— TASK GOAL —
The records below are to be copied word for word, with every picture left out.
[begin THE DATA]
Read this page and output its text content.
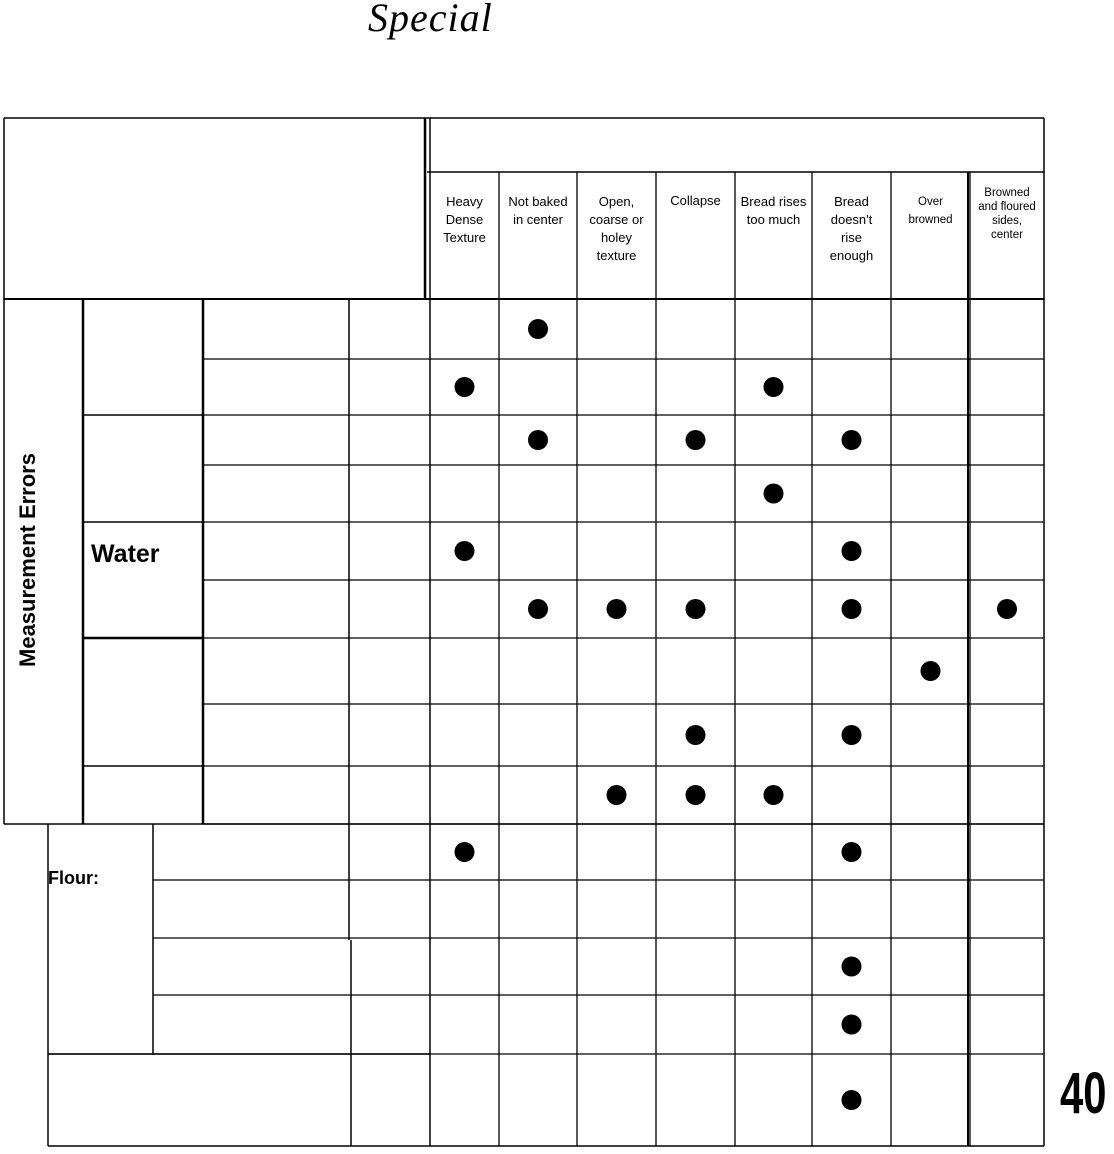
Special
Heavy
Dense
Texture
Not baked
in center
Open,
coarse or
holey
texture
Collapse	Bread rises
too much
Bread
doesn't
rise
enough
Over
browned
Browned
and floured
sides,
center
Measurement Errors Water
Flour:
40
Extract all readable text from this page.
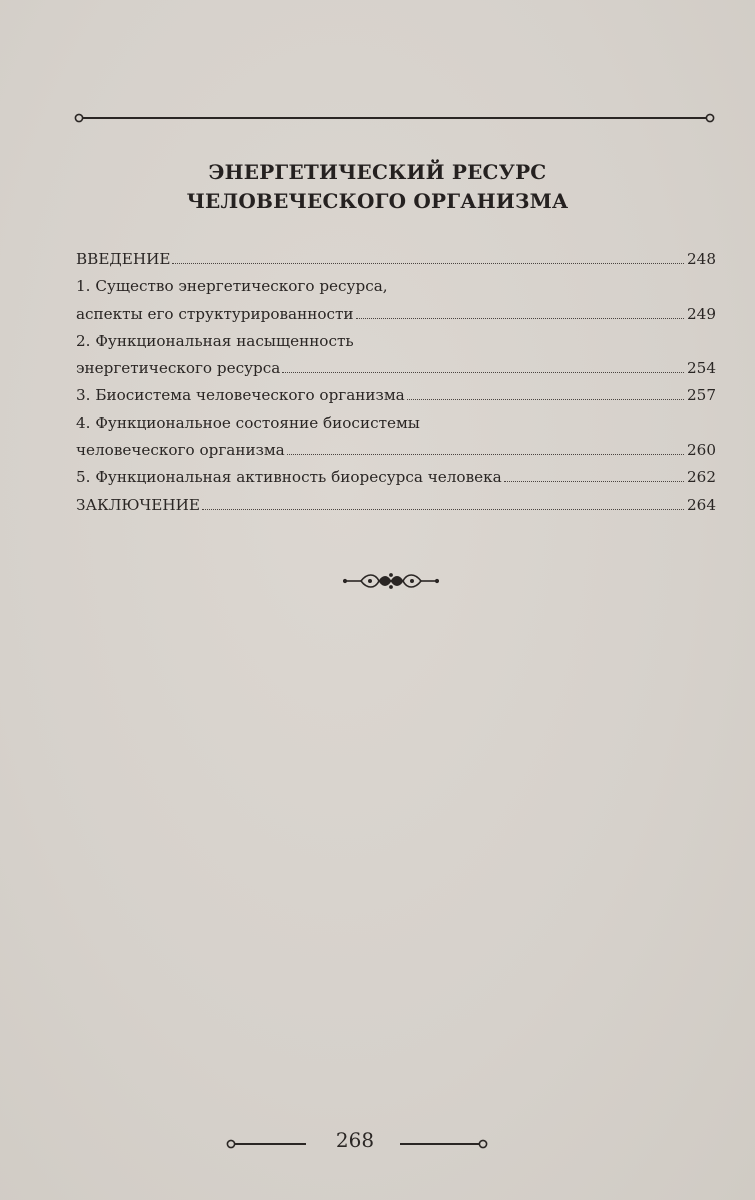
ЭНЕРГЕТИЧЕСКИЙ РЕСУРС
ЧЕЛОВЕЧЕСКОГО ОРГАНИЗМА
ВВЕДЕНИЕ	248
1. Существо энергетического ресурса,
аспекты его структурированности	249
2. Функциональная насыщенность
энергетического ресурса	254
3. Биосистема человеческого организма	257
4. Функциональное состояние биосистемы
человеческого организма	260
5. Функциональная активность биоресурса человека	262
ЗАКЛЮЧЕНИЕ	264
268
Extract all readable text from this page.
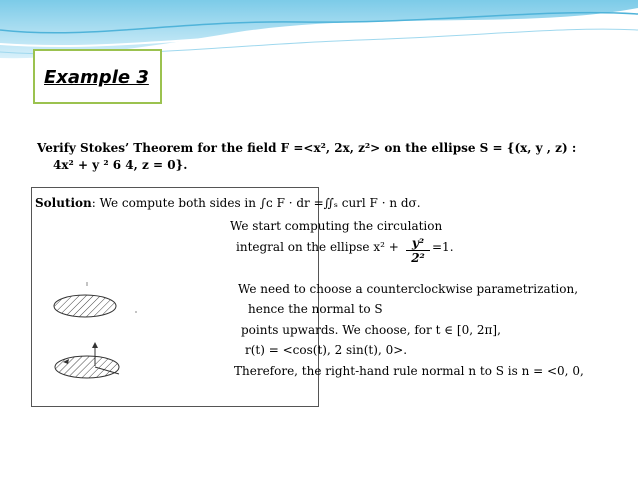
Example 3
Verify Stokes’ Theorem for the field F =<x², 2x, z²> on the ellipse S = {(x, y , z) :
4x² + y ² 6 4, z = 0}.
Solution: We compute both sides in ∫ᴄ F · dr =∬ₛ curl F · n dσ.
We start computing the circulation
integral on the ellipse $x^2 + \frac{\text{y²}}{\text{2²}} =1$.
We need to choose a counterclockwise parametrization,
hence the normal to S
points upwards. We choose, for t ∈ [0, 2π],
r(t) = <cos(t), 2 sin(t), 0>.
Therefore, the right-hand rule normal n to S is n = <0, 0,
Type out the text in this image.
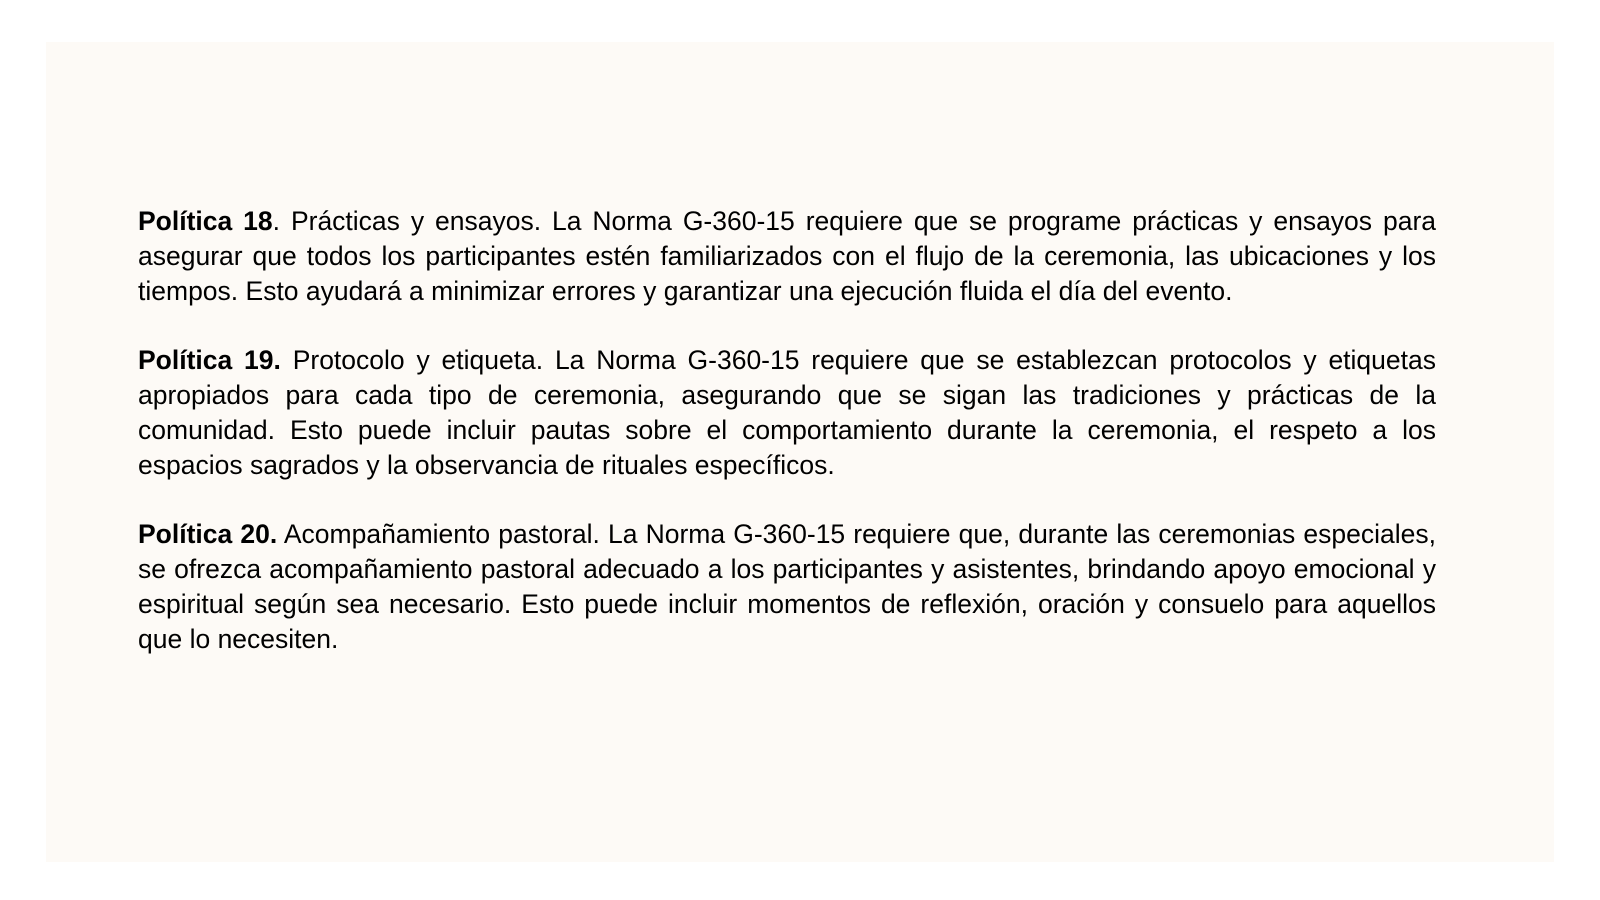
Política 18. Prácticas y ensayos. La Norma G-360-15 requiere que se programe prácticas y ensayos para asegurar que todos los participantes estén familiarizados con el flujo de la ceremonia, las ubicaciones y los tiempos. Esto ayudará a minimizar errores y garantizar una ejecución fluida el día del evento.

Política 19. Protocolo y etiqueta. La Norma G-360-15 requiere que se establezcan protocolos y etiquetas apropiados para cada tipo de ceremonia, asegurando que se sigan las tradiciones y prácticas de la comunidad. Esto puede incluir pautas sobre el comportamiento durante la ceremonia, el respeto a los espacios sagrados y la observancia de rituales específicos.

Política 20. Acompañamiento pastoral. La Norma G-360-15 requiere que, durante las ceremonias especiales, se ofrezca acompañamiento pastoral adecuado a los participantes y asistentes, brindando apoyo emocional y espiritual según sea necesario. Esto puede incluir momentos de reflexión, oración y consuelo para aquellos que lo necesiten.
[end THE DATA]
— TASK RESULT —
Read this page and output its text content.
Special
Heavy
Dense
Texture
Not baked
in center
Open,
coarse or
holey
texture
Collapse	Bread rises
too much
Bread
doesn't
rise
enough
Over
browned
Browned
and floured
sides,
center
Measurement Errors Water
Flour:
40
Extract all readable text from this page.
ЭНЕРГЕТИЧЕСКИЙ РЕСУРС
ЧЕЛОВЕЧЕСКОГО ОРГАНИЗМА
ВВЕДЕНИЕ	248
1. Существо энергетического ресурса,
аспекты его структурированности	249
2. Функциональная насыщенность
энергетического ресурса	254
3. Биосистема человеческого организма	257
4. Функциональное состояние биосистемы
человеческого организма	260
5. Функциональная активность биоресурса человека	262
ЗАКЛЮЧЕНИЕ	264
268
Extract all readable text from this page.
Example 3
Verify Stokes’ Theorem for the field F =<x², 2x, z²> on the ellipse S = {(x, y , z) :
4x² + y ² 6 4, z = 0}.
Solution: We compute both sides in ∫ᴄ F · dr =∬ₛ curl F · n dσ.
We start computing the circulation
integral on the ellipse $x^2 + \frac{\text{y²}}{\text{2²}} =1$.
We need to choose a counterclockwise parametrization,
hence the normal to S
points upwards. We choose, for t ∈ [0, 2π],
r(t) = <cos(t), 2 sin(t), 0>.
Therefore, the right-hand rule normal n to S is n = <0, 0,
Type out the text in this image.
Política 18. Prácticas y ensayos. La Norma G-360-15 requiere que se programe prácticas y ensayos para asegurar que todos los participantes estén familiarizados con el flujo de la ceremonia, las ubicaciones y los tiempos. Esto ayudará a minimizar errores y garantizar una ejecución fluida el día del evento.

Política 19. Protocolo y etiqueta. La Norma G-360-15 requiere que se establezcan protocolos y etiquetas apropiados para cada tipo de ceremonia, asegurando que se sigan las tradiciones y prácticas de la comunidad. Esto puede incluir pautas sobre el comportamiento durante la ceremonia, el respeto a los espacios sagrados y la observancia de rituales específicos.

Política 20. Acompañamiento pastoral. La Norma G-360-15 requiere que, durante las ceremonias especiales, se ofrezca acompañamiento pastoral adecuado a los participantes y asistentes, brindando apoyo emocional y espiritual según sea necesario. Esto puede incluir momentos de reflexión, oración y consuelo para aquellos que lo necesiten.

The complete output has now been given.